Work instructions:
Pull out each line of the data that includes the word "true".

Supplied material:
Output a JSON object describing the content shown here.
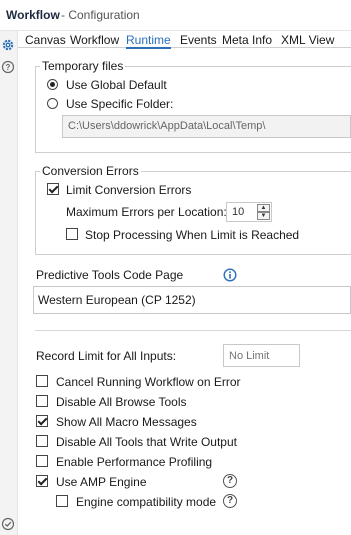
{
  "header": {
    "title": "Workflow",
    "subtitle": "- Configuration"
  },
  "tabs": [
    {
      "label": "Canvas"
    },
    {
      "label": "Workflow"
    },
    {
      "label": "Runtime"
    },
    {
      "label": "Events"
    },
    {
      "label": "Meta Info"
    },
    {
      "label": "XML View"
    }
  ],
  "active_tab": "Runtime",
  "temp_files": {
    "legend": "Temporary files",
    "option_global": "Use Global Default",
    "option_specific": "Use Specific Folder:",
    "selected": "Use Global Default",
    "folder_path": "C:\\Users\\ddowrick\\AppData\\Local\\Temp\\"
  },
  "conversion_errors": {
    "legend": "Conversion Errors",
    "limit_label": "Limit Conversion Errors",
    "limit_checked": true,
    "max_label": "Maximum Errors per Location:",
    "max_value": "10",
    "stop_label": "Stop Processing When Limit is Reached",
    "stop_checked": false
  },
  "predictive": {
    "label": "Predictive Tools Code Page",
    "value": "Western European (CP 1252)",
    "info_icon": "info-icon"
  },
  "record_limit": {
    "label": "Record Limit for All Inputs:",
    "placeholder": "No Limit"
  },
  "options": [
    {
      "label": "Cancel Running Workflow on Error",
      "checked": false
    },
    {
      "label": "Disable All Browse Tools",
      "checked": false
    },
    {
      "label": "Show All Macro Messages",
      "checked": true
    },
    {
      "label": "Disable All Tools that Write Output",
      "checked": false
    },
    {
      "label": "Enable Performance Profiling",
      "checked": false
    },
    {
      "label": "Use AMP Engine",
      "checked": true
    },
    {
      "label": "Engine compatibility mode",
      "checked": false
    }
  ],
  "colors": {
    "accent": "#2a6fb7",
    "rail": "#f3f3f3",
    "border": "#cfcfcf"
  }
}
==
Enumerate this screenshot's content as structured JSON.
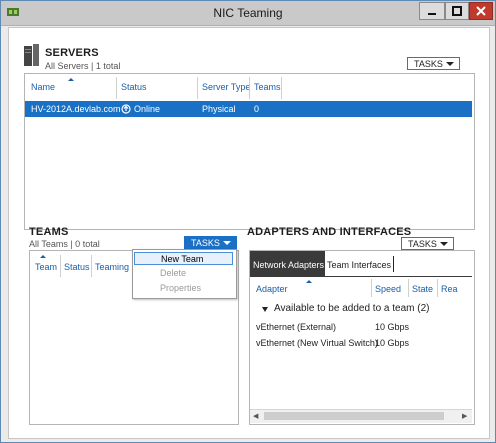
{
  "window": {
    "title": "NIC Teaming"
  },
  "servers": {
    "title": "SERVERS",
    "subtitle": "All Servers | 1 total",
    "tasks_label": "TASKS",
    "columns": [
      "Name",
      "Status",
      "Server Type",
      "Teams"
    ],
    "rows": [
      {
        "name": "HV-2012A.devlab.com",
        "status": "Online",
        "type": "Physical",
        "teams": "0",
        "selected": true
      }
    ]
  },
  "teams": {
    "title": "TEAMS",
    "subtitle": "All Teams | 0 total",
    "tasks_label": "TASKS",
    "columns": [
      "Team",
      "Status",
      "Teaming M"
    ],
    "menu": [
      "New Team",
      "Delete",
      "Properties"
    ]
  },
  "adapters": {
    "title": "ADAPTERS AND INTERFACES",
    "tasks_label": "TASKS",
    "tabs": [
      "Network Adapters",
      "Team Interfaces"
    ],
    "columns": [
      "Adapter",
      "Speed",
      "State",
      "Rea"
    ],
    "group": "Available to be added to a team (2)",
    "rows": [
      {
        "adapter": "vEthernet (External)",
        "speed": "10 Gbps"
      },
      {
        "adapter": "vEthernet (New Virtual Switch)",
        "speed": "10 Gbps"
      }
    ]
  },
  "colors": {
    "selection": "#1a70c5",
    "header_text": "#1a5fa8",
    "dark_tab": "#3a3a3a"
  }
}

Final result:
    "limit_checked": true,
      "checked": true
      "checked": true
        "selected": true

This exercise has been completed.